GIVEN ENTRIES
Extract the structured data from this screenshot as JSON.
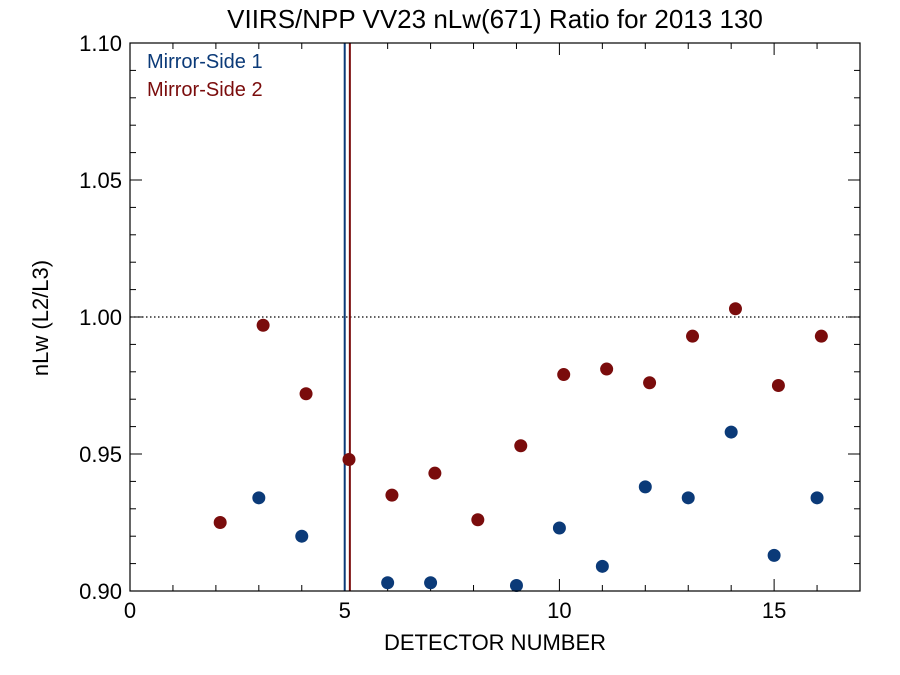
{
  "chart_data": {
    "type": "scatter",
    "title": "VIIRS/NPP VV23 nLw(671) Ratio for 2013 130",
    "xlabel": "DETECTOR NUMBER",
    "ylabel": "nLw (L2/L3)",
    "xlim": [
      0,
      17
    ],
    "ylim": [
      0.9,
      1.1
    ],
    "x_ticks": [
      0,
      5,
      10,
      15
    ],
    "x_tick_labels": [
      "0",
      "5",
      "10",
      "15"
    ],
    "y_ticks": [
      0.9,
      0.95,
      1.0,
      1.05,
      1.1
    ],
    "y_tick_labels": [
      "0.90",
      "0.95",
      "1.00",
      "1.05",
      "1.10"
    ],
    "reference_line": {
      "y": 1.0,
      "style": "dotted"
    },
    "legend_position": "top-left",
    "series": [
      {
        "name": "Mirror-Side 1",
        "color": "#0b3a78",
        "vline_x": 5.0,
        "points": [
          {
            "x": 3,
            "y": 0.934
          },
          {
            "x": 4,
            "y": 0.92
          },
          {
            "x": 6,
            "y": 0.903
          },
          {
            "x": 7,
            "y": 0.903
          },
          {
            "x": 9,
            "y": 0.902
          },
          {
            "x": 10,
            "y": 0.923
          },
          {
            "x": 11,
            "y": 0.909
          },
          {
            "x": 12,
            "y": 0.938
          },
          {
            "x": 13,
            "y": 0.934
          },
          {
            "x": 14,
            "y": 0.958
          },
          {
            "x": 15,
            "y": 0.913
          },
          {
            "x": 16,
            "y": 0.934
          }
        ]
      },
      {
        "name": "Mirror-Side 2",
        "color": "#7a0c0c",
        "vline_x": 5.12,
        "points": [
          {
            "x": 2.1,
            "y": 0.925
          },
          {
            "x": 3.1,
            "y": 0.997
          },
          {
            "x": 4.1,
            "y": 0.972
          },
          {
            "x": 5.1,
            "y": 0.948
          },
          {
            "x": 6.1,
            "y": 0.935
          },
          {
            "x": 7.1,
            "y": 0.943
          },
          {
            "x": 8.1,
            "y": 0.926
          },
          {
            "x": 9.1,
            "y": 0.953
          },
          {
            "x": 10.1,
            "y": 0.979
          },
          {
            "x": 11.1,
            "y": 0.981
          },
          {
            "x": 12.1,
            "y": 0.976
          },
          {
            "x": 13.1,
            "y": 0.993
          },
          {
            "x": 14.1,
            "y": 1.003
          },
          {
            "x": 15.1,
            "y": 0.975
          },
          {
            "x": 16.1,
            "y": 0.993
          }
        ]
      }
    ]
  }
}
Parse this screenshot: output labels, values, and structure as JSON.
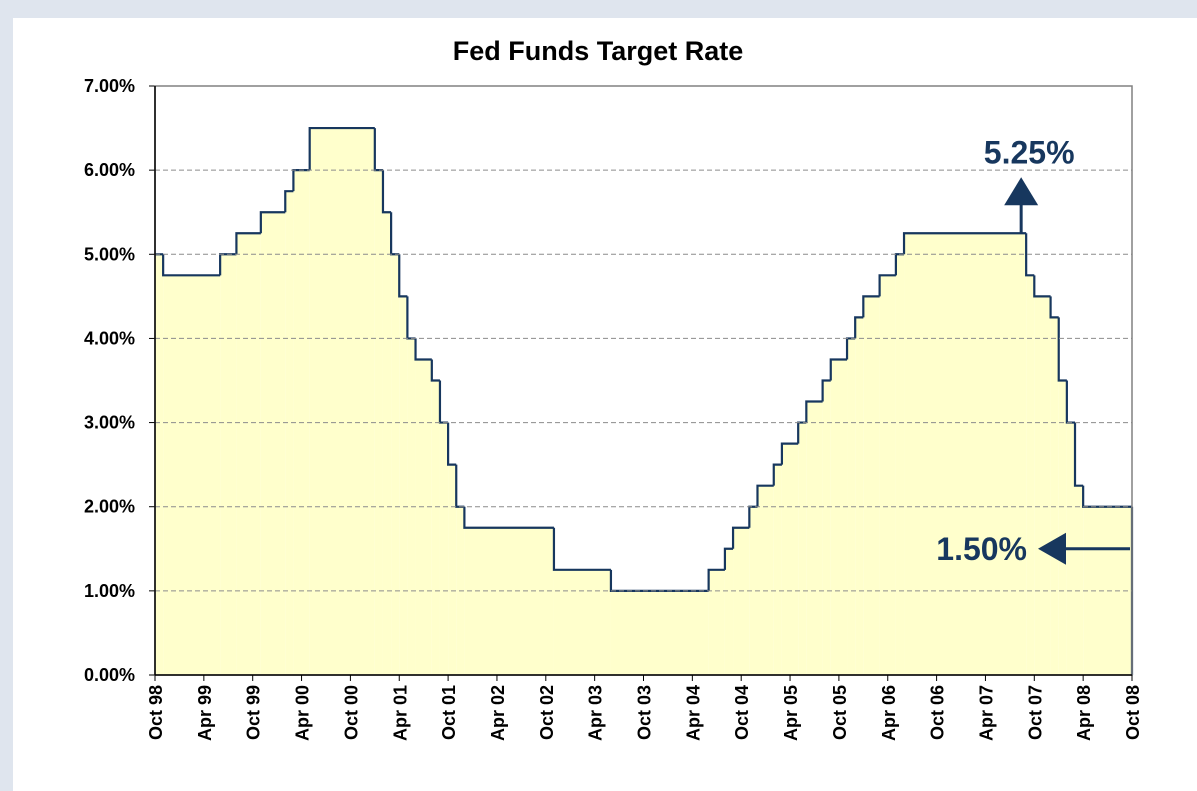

WORK REQUIRED
In the listing, find each line with the string "name" and copy it.

FULL OUTPUT
        "name": "Mirror-Side 1",
        "name": "Mirror-Side 2",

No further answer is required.